Task brief: Work out how many lines hold the string "this". Give that number and nothing more.

Dataset records:
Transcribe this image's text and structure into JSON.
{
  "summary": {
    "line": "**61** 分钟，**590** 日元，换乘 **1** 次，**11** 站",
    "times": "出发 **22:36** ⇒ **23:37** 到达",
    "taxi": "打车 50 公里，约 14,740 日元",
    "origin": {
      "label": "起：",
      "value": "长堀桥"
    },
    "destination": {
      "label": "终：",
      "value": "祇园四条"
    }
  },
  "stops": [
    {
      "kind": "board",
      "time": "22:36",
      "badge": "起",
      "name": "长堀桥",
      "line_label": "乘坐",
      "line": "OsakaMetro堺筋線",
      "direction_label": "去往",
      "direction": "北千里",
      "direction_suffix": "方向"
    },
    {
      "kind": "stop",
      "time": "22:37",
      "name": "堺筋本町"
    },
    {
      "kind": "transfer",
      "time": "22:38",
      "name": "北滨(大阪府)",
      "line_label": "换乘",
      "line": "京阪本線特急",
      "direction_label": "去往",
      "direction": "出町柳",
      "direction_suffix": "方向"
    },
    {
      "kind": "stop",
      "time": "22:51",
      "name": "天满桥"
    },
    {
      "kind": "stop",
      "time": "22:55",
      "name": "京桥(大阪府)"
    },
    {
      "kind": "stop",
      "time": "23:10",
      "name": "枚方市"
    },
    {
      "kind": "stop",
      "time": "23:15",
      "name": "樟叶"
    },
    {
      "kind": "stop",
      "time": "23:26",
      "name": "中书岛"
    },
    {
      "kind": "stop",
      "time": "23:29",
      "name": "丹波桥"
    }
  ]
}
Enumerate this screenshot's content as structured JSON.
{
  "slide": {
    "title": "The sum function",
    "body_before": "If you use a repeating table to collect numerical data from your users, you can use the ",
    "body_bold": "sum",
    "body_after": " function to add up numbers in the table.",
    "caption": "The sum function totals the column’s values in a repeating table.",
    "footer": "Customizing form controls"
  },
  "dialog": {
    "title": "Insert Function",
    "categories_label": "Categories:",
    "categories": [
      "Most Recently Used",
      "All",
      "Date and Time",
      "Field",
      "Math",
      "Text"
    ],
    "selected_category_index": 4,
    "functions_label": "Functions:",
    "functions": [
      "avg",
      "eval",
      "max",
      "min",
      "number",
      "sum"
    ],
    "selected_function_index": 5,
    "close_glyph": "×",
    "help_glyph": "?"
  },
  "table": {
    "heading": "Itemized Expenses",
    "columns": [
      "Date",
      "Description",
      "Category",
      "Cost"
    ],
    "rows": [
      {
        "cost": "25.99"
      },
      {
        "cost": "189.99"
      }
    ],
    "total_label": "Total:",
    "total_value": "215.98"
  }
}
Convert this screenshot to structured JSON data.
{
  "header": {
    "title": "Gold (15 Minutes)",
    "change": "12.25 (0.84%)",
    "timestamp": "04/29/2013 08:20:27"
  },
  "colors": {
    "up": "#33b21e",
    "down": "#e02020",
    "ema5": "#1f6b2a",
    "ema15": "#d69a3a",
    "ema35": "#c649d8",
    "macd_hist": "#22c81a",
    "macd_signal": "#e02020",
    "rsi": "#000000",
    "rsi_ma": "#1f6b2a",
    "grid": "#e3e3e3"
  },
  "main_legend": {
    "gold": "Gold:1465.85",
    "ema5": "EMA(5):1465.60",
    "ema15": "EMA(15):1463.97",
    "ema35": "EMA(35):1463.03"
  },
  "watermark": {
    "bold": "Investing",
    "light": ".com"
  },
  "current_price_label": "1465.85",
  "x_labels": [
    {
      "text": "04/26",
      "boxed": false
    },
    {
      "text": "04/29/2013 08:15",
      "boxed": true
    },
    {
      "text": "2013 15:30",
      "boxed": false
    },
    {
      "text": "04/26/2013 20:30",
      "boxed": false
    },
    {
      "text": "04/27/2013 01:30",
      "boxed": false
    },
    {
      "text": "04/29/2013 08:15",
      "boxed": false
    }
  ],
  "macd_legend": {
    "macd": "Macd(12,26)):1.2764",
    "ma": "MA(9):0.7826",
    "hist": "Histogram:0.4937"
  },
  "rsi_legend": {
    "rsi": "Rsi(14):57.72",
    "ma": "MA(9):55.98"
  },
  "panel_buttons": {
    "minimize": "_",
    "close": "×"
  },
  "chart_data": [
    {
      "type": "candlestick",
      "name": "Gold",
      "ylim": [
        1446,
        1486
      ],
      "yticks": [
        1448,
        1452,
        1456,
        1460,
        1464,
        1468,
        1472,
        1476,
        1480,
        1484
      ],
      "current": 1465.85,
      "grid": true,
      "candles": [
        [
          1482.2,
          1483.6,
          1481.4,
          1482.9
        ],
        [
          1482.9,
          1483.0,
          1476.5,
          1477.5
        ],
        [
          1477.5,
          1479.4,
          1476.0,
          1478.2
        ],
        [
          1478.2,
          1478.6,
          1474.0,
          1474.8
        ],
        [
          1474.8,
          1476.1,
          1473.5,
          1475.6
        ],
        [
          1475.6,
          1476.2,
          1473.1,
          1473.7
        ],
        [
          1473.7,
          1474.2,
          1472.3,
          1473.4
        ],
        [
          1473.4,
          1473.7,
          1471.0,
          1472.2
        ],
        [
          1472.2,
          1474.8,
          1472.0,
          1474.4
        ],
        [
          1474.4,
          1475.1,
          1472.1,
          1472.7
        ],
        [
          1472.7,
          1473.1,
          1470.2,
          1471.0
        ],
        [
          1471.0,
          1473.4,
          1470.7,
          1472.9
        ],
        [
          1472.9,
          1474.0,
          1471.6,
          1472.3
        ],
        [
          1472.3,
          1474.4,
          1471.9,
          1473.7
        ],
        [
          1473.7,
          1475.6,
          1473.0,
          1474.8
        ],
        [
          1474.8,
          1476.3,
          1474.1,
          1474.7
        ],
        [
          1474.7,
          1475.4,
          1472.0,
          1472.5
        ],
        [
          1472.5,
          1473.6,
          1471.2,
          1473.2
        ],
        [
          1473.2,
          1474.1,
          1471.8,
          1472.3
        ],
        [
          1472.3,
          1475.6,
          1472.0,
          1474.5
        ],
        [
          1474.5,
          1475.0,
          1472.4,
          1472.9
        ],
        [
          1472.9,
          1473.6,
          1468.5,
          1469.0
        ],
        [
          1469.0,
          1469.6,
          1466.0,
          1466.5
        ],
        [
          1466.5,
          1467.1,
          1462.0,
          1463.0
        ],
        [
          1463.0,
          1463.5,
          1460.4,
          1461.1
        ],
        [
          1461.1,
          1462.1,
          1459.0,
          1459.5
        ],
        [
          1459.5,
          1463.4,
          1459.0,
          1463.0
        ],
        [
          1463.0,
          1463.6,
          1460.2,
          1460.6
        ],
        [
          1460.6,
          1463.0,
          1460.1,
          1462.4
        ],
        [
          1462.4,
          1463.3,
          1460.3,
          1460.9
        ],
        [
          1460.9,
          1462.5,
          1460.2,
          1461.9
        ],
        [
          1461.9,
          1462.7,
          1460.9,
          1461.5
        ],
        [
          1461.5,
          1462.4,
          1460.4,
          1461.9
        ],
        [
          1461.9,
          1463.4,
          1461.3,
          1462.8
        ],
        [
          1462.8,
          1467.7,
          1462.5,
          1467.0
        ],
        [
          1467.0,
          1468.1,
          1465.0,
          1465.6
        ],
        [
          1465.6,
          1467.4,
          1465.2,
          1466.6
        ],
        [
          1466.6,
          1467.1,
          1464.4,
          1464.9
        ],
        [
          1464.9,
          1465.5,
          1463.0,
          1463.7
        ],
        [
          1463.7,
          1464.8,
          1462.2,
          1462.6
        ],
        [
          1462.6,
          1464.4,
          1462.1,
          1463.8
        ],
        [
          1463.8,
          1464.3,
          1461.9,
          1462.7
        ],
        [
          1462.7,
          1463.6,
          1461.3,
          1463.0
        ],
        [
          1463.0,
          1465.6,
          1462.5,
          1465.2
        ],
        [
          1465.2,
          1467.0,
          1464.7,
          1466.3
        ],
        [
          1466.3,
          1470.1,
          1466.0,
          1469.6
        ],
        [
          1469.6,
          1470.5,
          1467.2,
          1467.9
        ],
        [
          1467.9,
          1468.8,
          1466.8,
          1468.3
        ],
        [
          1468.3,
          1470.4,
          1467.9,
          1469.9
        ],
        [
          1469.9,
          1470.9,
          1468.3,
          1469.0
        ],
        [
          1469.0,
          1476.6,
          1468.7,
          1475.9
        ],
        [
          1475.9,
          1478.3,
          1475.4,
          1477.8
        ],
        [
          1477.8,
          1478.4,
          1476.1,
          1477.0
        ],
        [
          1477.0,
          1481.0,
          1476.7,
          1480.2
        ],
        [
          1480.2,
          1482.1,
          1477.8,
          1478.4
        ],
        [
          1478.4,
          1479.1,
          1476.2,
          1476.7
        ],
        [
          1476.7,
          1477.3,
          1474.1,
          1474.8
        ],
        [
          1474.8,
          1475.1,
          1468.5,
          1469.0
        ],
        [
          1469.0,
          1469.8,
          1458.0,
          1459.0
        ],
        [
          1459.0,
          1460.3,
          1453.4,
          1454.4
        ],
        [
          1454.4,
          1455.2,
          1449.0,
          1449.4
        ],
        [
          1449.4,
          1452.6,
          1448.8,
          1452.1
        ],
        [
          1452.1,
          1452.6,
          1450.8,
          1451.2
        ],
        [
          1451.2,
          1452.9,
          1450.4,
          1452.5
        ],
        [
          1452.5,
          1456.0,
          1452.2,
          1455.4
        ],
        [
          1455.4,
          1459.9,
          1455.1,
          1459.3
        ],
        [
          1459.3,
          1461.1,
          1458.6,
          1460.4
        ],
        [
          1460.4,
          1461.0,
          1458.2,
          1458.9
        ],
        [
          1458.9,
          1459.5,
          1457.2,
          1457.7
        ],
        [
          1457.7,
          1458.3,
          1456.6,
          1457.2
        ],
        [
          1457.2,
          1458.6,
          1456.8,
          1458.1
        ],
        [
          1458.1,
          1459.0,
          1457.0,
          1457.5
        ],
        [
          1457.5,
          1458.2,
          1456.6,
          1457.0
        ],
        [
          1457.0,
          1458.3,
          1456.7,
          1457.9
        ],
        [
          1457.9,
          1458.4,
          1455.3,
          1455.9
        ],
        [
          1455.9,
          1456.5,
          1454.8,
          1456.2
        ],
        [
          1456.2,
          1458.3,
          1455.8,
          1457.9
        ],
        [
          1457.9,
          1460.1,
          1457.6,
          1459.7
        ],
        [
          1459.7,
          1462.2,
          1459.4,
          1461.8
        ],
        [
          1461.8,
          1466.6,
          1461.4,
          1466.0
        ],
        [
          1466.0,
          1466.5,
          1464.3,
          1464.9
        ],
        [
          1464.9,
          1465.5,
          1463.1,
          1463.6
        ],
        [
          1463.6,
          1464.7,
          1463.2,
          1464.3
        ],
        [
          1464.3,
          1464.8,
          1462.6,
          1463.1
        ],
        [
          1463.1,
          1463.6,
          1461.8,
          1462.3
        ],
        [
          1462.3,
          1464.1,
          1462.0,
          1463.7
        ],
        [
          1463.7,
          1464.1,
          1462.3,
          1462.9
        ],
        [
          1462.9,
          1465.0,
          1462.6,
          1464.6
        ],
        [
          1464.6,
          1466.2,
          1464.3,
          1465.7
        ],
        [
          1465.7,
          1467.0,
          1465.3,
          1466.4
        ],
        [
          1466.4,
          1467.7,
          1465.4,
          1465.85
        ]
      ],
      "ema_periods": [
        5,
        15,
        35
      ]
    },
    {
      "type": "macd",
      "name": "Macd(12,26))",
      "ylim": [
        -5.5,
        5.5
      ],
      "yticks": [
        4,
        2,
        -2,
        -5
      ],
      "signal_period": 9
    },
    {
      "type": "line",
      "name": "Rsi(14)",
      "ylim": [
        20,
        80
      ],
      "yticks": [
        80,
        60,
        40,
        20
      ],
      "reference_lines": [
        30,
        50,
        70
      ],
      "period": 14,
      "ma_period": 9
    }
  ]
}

Solution below: 3